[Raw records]
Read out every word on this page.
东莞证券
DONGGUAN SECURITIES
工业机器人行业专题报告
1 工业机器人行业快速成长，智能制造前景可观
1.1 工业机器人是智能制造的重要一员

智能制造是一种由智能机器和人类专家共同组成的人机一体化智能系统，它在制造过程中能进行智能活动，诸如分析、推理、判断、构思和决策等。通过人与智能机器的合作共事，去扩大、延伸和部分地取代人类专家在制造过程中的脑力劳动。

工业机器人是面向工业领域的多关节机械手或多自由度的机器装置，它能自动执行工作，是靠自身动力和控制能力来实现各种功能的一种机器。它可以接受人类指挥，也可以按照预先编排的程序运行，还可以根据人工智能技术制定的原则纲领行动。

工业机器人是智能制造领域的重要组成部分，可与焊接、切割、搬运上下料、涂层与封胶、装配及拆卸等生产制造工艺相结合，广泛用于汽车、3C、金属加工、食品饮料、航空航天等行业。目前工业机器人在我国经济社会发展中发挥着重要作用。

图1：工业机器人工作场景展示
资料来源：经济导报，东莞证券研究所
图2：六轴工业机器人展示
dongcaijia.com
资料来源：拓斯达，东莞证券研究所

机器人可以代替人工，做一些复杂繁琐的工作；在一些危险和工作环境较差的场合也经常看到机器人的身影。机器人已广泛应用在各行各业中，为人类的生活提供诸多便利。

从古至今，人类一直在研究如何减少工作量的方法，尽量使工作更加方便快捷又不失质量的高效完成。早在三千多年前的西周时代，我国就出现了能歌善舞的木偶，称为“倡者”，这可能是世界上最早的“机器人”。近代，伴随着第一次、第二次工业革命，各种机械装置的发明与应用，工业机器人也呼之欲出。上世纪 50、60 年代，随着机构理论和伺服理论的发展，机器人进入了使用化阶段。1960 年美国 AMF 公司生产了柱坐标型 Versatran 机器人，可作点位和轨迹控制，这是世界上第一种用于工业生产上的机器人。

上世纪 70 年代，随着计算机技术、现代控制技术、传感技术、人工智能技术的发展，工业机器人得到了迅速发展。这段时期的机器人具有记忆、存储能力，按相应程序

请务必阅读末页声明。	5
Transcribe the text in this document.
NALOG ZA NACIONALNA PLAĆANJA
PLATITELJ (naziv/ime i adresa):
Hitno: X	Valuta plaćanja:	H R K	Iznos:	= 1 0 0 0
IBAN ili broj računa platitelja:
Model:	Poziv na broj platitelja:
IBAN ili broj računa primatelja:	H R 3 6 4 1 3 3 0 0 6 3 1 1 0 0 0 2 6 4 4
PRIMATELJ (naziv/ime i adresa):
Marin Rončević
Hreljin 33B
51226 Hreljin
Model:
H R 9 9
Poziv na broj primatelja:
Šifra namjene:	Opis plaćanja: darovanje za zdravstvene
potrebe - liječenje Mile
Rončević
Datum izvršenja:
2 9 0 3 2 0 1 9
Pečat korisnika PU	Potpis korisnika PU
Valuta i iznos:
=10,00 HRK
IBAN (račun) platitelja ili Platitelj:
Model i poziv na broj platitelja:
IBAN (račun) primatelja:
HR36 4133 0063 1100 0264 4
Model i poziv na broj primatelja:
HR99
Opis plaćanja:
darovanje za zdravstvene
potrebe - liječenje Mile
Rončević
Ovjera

REQUIRED WORK
Write out all the data again, exactly as it appears.

RESULT OF THE EXERCISE
Read out every word on this page.
东莞证券
DONGGUAN SECURITIES
工业机器人行业专题报告
1 工业机器人行业快速成长，智能制造前景可观
1.1 工业机器人是智能制造的重要一员

智能制造是一种由智能机器和人类专家共同组成的人机一体化智能系统，它在制造过程中能进行智能活动，诸如分析、推理、判断、构思和决策等。通过人与智能机器的合作共事，去扩大、延伸和部分地取代人类专家在制造过程中的脑力劳动。

工业机器人是面向工业领域的多关节机械手或多自由度的机器装置，它能自动执行工作，是靠自身动力和控制能力来实现各种功能的一种机器。它可以接受人类指挥，也可以按照预先编排的程序运行，还可以根据人工智能技术制定的原则纲领行动。

工业机器人是智能制造领域的重要组成部分，可与焊接、切割、搬运上下料、涂层与封胶、装配及拆卸等生产制造工艺相结合，广泛用于汽车、3C、金属加工、食品饮料、航空航天等行业。目前工业机器人在我国经济社会发展中发挥着重要作用。

图1：工业机器人工作场景展示
资料来源：经济导报，东莞证券研究所
图2：六轴工业机器人展示
dongcaijia.com
资料来源：拓斯达，东莞证券研究所

机器人可以代替人工，做一些复杂繁琐的工作；在一些危险和工作环境较差的场合也经常看到机器人的身影。机器人已广泛应用在各行各业中，为人类的生活提供诸多便利。

从古至今，人类一直在研究如何减少工作量的方法，尽量使工作更加方便快捷又不失质量的高效完成。早在三千多年前的西周时代，我国就出现了能歌善舞的木偶，称为“倡者”，这可能是世界上最早的“机器人”。近代，伴随着第一次、第二次工业革命，各种机械装置的发明与应用，工业机器人也呼之欲出。上世纪 50、60 年代，随着机构理论和伺服理论的发展，机器人进入了使用化阶段。1960 年美国 AMF 公司生产了柱坐标型 Versatran 机器人，可作点位和轨迹控制，这是世界上第一种用于工业生产上的机器人。

上世纪 70 年代，随着计算机技术、现代控制技术、传感技术、人工智能技术的发展，工业机器人得到了迅速发展。这段时期的机器人具有记忆、存储能力，按相应程序

请务必阅读末页声明。	5
Transcribe the text in this document.
NALOG ZA NACIONALNA PLAĆANJA
PLATITELJ (naziv/ime i adresa):
Hitno: X	Valuta plaćanja:	H R K	Iznos:	= 1 0 0 0
IBAN ili broj računa platitelja:
Model:	Poziv na broj platitelja:
IBAN ili broj računa primatelja:	H R 3 6 4 1 3 3 0 0 6 3 1 1 0 0 0 2 6 4 4
PRIMATELJ (naziv/ime i adresa):
Marin Rončević
Hreljin 33B
51226 Hreljin
Model:
H R 9 9
Poziv na broj primatelja:
Šifra namjene:	Opis plaćanja: darovanje za zdravstvene
potrebe - liječenje Mile
Rončević
Datum izvršenja:
2 9 0 3 2 0 1 9
Pečat korisnika PU	Potpis korisnika PU
Valuta i iznos:
=10,00 HRK
IBAN (račun) platitelja ili Platitelj:
Model i poziv na broj platitelja:
IBAN (račun) primatelja:
HR36 4133 0063 1100 0264 4
Model i poziv na broj primatelja:
HR99
Opis plaćanja:
darovanje za zdravstvene
potrebe - liječenje Mile
Rončević
Ovjera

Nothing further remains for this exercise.